■ Source passage:
APPROXIMATE COST: $600.00

HOW TO:

For the assignment I began with a powerpoint explaining the process, what glass fusing is, how it’s done, and what our assignment is. I left the requirements very loose, each student had to create one plate or bowl, using a clear sheet of glass as a base, and add color pieces on top to create their design. I am glad it was open ended because it gave them the chance to push themselves to come up with an interesting design. Once I completed the powerpoint I demonstrated how to use the tools and went over a few tips when working with glass:

  • Glass wants to be 1/4 of an inch thick. If you fire one sheet of glass, without adding to it, it will shrink in order to get to a 1/4″ thick. If you stack two layer of glass it will stay about the same thickness, if you stack more than two it will spread to 1/4″ thick. If you put two layers in one area, and leave another area just one layer, you may end up with an uneven edge because of the shrinking and spreading. 
  • You can’t stack more than three sheets of glass together, I recommended they stick with just two layers.
  • When you layer glass together you run the risk of trapping air pockets
  • If you fire the sheet of clear under the color cut pieces the cut pieces may end up with more rounded edges. If you fire the clear glaze on top it prevents the cut pieces from spreading as much, and you get much cleaner lines

Once they understood the assignment and process they began working on their sketches. They were required to create at least three, and they had to be full color. I wanted them to consider the color and placement of the pieces before they began cutting to reduce the amount of wasted glass. After I approved their design they got to work.

■ Task instructions: In the glass fusing passage, how many sketches was each student required to make before cutting glass?

■ Data shown:

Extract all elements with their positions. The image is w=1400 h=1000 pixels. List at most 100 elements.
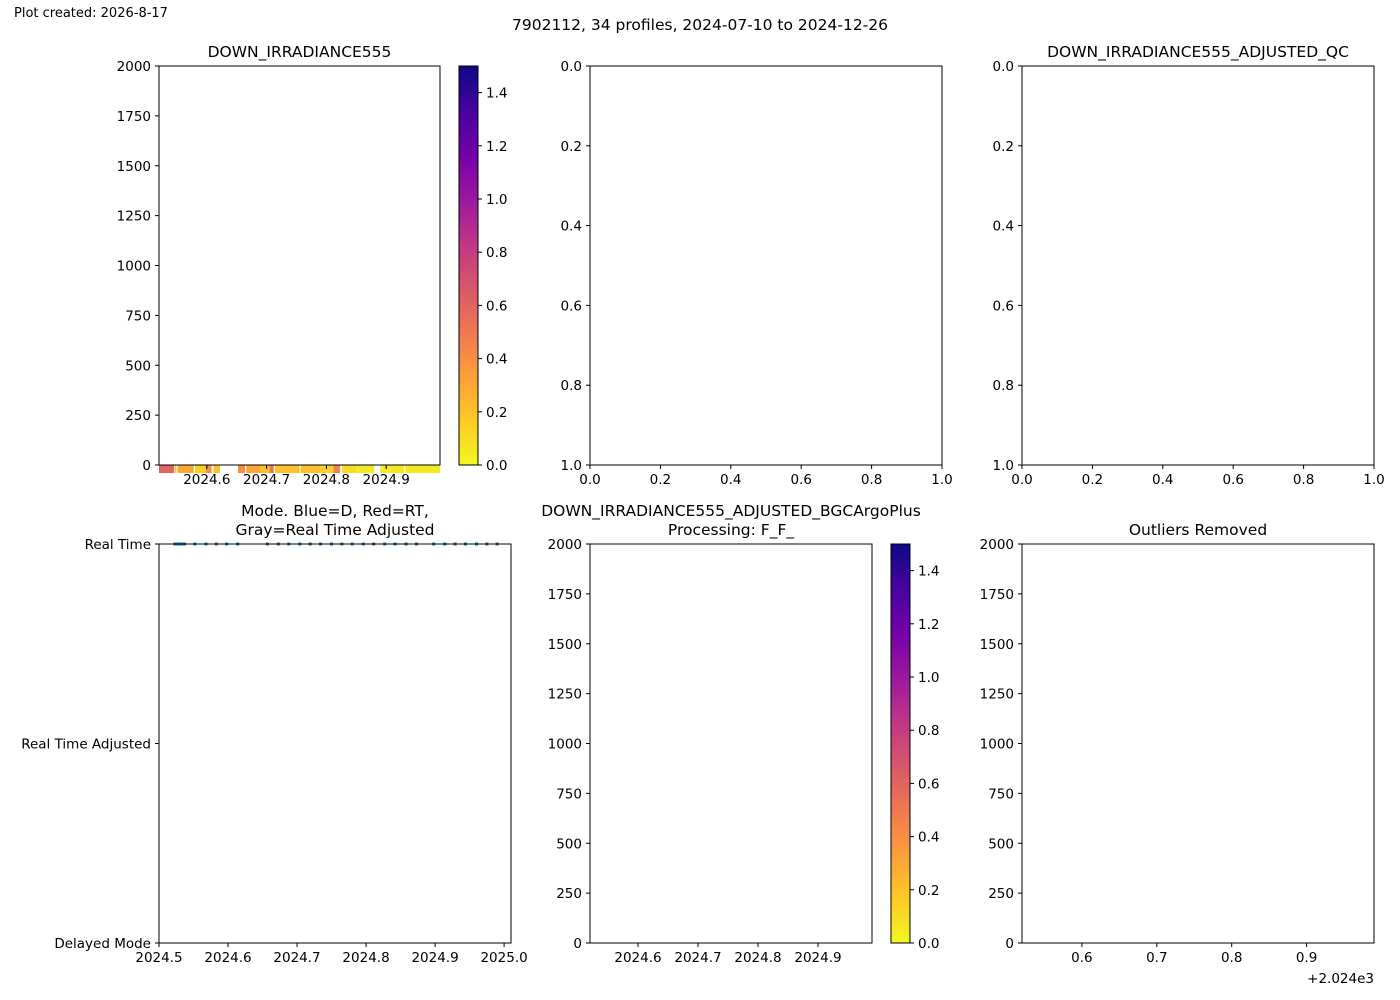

■ Task response: At least three, all in full color.